> _Work instructions_
Print every entry word for word, but omit the pictures.

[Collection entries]
--- Start ---
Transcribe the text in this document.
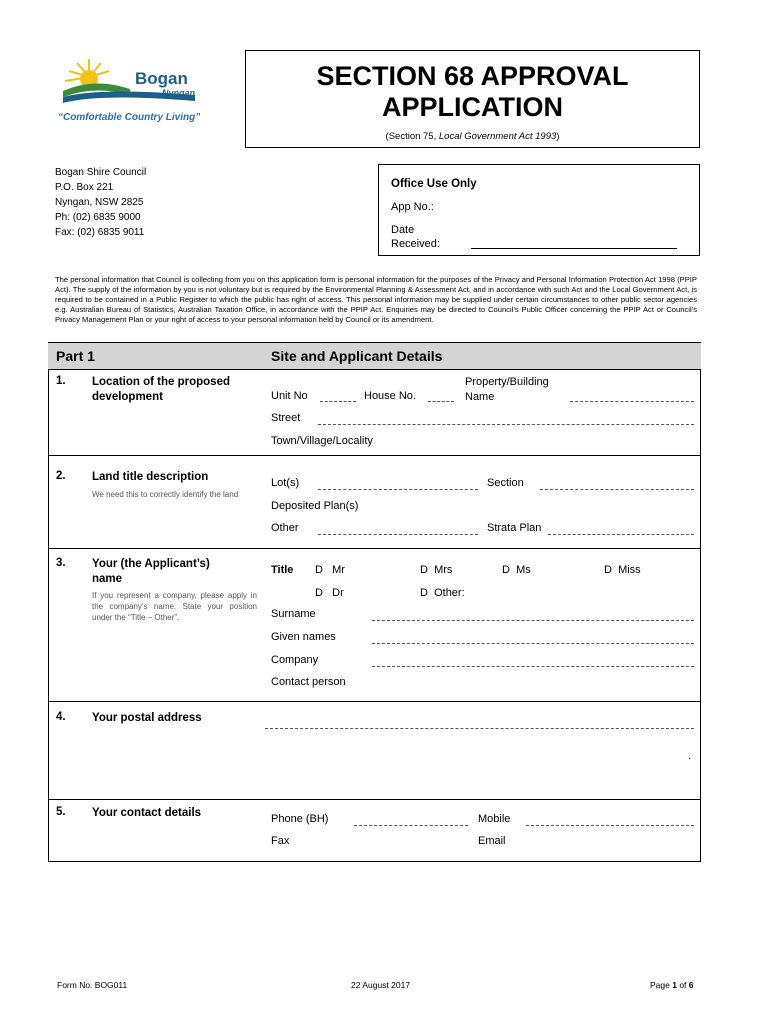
Bogan
Nyngan
“Comfortable Country Living”
SECTION 68 APPROVAL
APPLICATION
(Section 75, Local Government Act 1993)
Bogan Shire Council
P.O. Box 221
Nyngan, NSW 2825
Ph: (02) 6835 9000
Fax: (02) 6835 9011
Office Use Only
App No.:
Date
Received:
The personal information that Council is collecting from you on this application form is personal information for the purposes of the Privacy and Personal Information Protection Act 1998 (PPIP Act). The supply of the information by you is not voluntary but is required by the Environmental Planning & Assessment Act, and in accordance with such Act and the Local Government Act, is required to be contained in a Public Register to which the public has right of access. This personal information may be supplied under certain circumstances to other public sector agencies e.g. Australian Bureau of Statistics, Australian Taxation Office, in accordance with the PPIP Act. Enquiries may be directed to Council’s Public Officer concerning the PPIP Act or Council’s Privacy Management Plan or your right of access to your personal information held by Council or its amendment.
Part 1	Site and Applicant Details
1. Location of the proposed
development	Unit No	House No.
Property/Building
Name
Street
Town/Village/Locality
2. Land title description
We need this to correctly identify the land
Lot(s)	Section
Deposited Plan(s)
Other	Strata Plan
3. Your (the Applicant’s)
name
If you represent a company, please apply in the company’s name. State your position under the “Title – Other”.
Title D Mr	D Mrs	D Ms	D Miss
D Dr	D Other:
Surname
Given names
Company
Contact person
4. Your postal address
.
5. Your contact details	Phone (BH)	Mobile
Fax	Email
Form No. BOG011	22 August 2017	Page 1 of 6
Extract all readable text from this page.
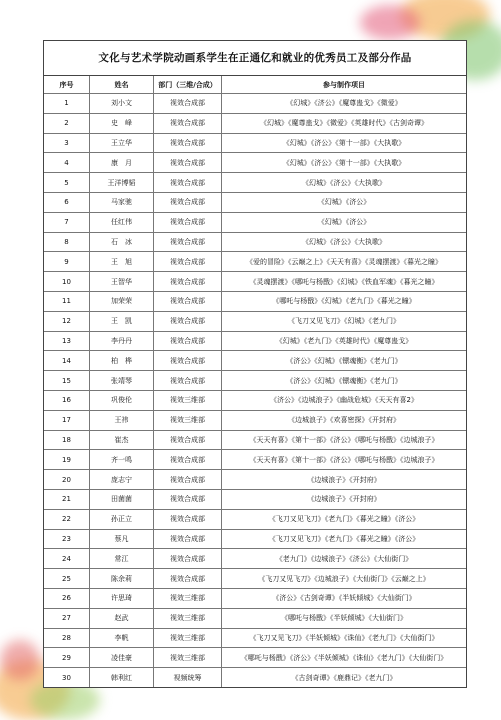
文化与艺术学院动画系学生在正通亿和就业的优秀员工及部分作品
序号	姓名	部门（三维/合成）	参与制作项目
1	刘小文	视效合成部	《幻城》《济公》《魔尊蛊戈》《微爱》
2	史　峰	视效合成部	《幻城》《魔尊蛊戈》《微爱》《英雄时代》《古剑奇谭》
3	王立华	视效合成部	《幻城》《济公》《第十一部》《大执歌》
4	康　月	视效合成部	《幻城》《济公》《第十一部》《大执歌》
5	王洋博韬	视效合成部	《幻城》《济公》《大执歌》
6	马家驰	视效合成部	《幻城》《济公》
7	任红伟	视效合成部	《幻城》《济公》
8	石　冰	视效合成部	《幻城》《济公》《大执歌》
9	王　旭	视效合成部	《爱的冒险》《云巅之上》《天天有喜》《灵魂摆渡》《暮光之瞳》
10	王智华	视效合成部	《灵魂摆渡》《哪吒与杨戬》《幻城》《铁血军魂》《暮光之瞳》
11	加荣荣	视效合成部	《哪吒与杨戬》《幻城》《老九门》《暮光之瞳》
12	王　凯	视效合成部	《飞刀又见飞刀》《幻城》《老九门》
13	李丹丹	视效合成部	《幻城》《老九门》《英雄时代》《魔尊蛊戈》
14	柏　桦	视效合成部	《济公》《幻城》《镖魂衡》《老九门》
15	张靖琴	视效合成部	《济公》《幻城》《镖魂衡》《老九门》
16	巩俊伦	视效三维部	《济公》《边城浪子》《幽战危城》《天天有喜2》
17	王祎	视效三维部	《边城浪子》《欢喜密探》《开封府》
18	崔杰	视效合成部	《天天有喜》《第十一部》《济公》《哪吒与杨戬》《边城浪子》
19	齐一鸣	视效合成部	《天天有喜》《第十一部》《济公》《哪吒与杨戬》《边城浪子》
20	庞志宁	视效合成部	《边城浪子》《开封府》
21	田菌菌	视效合成部	《边城浪子》《开封府》
22	孙正立	视效合成部	《飞刀又见飞刀》《老九门》《暮光之瞳》《济公》
23	蔡凡	视效合成部	《飞刀又见飞刀》《老九门》《暮光之瞳》《济公》
24	常江	视效合成部	《老九门》《边城浪子》《济公》《大仙街门》
25	陈余莉	视效合成部	《飞刀又见飞刀》《边城浪子》《大仙街门》《云巅之上》
26	许思琦	视效三维部	《济公》《古剑奇谭》《半妖倾城》《大仙街门》
27	赵武	视效三维部	《哪吒与杨戬》《半妖倾城》《大仙街门》
28	李帆	视效三维部	《飞刀又见飞刀》《半妖倾城》《诛仙》《老九门》《大仙街门》
29	凌佳豪	视效三维部	《哪吒与杨戬》《济公》《半妖倾城》《诛仙》《老九门》《大仙街门》
30	韩利红	视频统筹	《古剑奇谭》《鹿鼎记》《老九门》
--- End ---
> _The completed task_
Transcribe the text in this document.
Bogan
Nyngan
“Comfortable Country Living”
SECTION 68 APPROVAL
APPLICATION
(Section 75, Local Government Act 1993)
Bogan Shire Council
P.O. Box 221
Nyngan, NSW 2825
Ph: (02) 6835 9000
Fax: (02) 6835 9011
Office Use Only
App No.:
Date
Received:
The personal information that Council is collecting from you on this application form is personal information for the purposes of the Privacy and Personal Information Protection Act 1998 (PPIP Act). The supply of the information by you is not voluntary but is required by the Environmental Planning & Assessment Act, and in accordance with such Act and the Local Government Act, is required to be contained in a Public Register to which the public has right of access. This personal information may be supplied under certain circumstances to other public sector agencies e.g. Australian Bureau of Statistics, Australian Taxation Office, in accordance with the PPIP Act. Enquiries may be directed to Council’s Public Officer concerning the PPIP Act or Council’s Privacy Management Plan or your right of access to your personal information held by Council or its amendment.
Part 1	Site and Applicant Details
1. Location of the proposed
development	Unit No	House No.
Property/Building
Name
Street
Town/Village/Locality
2. Land title description
We need this to correctly identify the land
Lot(s)	Section
Deposited Plan(s)
Other	Strata Plan
3. Your (the Applicant’s)
name
If you represent a company, please apply in the company’s name. State your position under the “Title – Other”.
Title D Mr	D Mrs	D Ms	D Miss
D Dr	D Other:
Surname
Given names
Company
Contact person
4. Your postal address
.
5. Your contact details	Phone (BH)	Mobile
Fax	Email
Form No. BOG011	22 August 2017	Page 1 of 6
Extract all readable text from this page.
文化与艺术学院动画系学生在正通亿和就业的优秀员工及部分作品
序号	姓名	部门（三维/合成）	参与制作项目
1	刘小文	视效合成部	《幻城》《济公》《魔尊蛊戈》《微爱》
2	史　峰	视效合成部	《幻城》《魔尊蛊戈》《微爱》《英雄时代》《古剑奇谭》
3	王立华	视效合成部	《幻城》《济公》《第十一部》《大执歌》
4	康　月	视效合成部	《幻城》《济公》《第十一部》《大执歌》
5	王洋博韬	视效合成部	《幻城》《济公》《大执歌》
6	马家驰	视效合成部	《幻城》《济公》
7	任红伟	视效合成部	《幻城》《济公》
8	石　冰	视效合成部	《幻城》《济公》《大执歌》
9	王　旭	视效合成部	《爱的冒险》《云巅之上》《天天有喜》《灵魂摆渡》《暮光之瞳》
10	王智华	视效合成部	《灵魂摆渡》《哪吒与杨戬》《幻城》《铁血军魂》《暮光之瞳》
11	加荣荣	视效合成部	《哪吒与杨戬》《幻城》《老九门》《暮光之瞳》
12	王　凯	视效合成部	《飞刀又见飞刀》《幻城》《老九门》
13	李丹丹	视效合成部	《幻城》《老九门》《英雄时代》《魔尊蛊戈》
14	柏　桦	视效合成部	《济公》《幻城》《镖魂衡》《老九门》
15	张靖琴	视效合成部	《济公》《幻城》《镖魂衡》《老九门》
16	巩俊伦	视效三维部	《济公》《边城浪子》《幽战危城》《天天有喜2》
17	王祎	视效三维部	《边城浪子》《欢喜密探》《开封府》
18	崔杰	视效合成部	《天天有喜》《第十一部》《济公》《哪吒与杨戬》《边城浪子》
19	齐一鸣	视效合成部	《天天有喜》《第十一部》《济公》《哪吒与杨戬》《边城浪子》
20	庞志宁	视效合成部	《边城浪子》《开封府》
21	田菌菌	视效合成部	《边城浪子》《开封府》
22	孙正立	视效合成部	《飞刀又见飞刀》《老九门》《暮光之瞳》《济公》
23	蔡凡	视效合成部	《飞刀又见飞刀》《老九门》《暮光之瞳》《济公》
24	常江	视效合成部	《老九门》《边城浪子》《济公》《大仙街门》
25	陈余莉	视效合成部	《飞刀又见飞刀》《边城浪子》《大仙街门》《云巅之上》
26	许思琦	视效三维部	《济公》《古剑奇谭》《半妖倾城》《大仙街门》
27	赵武	视效三维部	《哪吒与杨戬》《半妖倾城》《大仙街门》
28	李帆	视效三维部	《飞刀又见飞刀》《半妖倾城》《诛仙》《老九门》《大仙街门》
29	凌佳豪	视效三维部	《哪吒与杨戬》《济公》《半妖倾城》《诛仙》《老九门》《大仙街门》
30	韩利红	视频统筹	《古剑奇谭》《鹿鼎记》《老九门》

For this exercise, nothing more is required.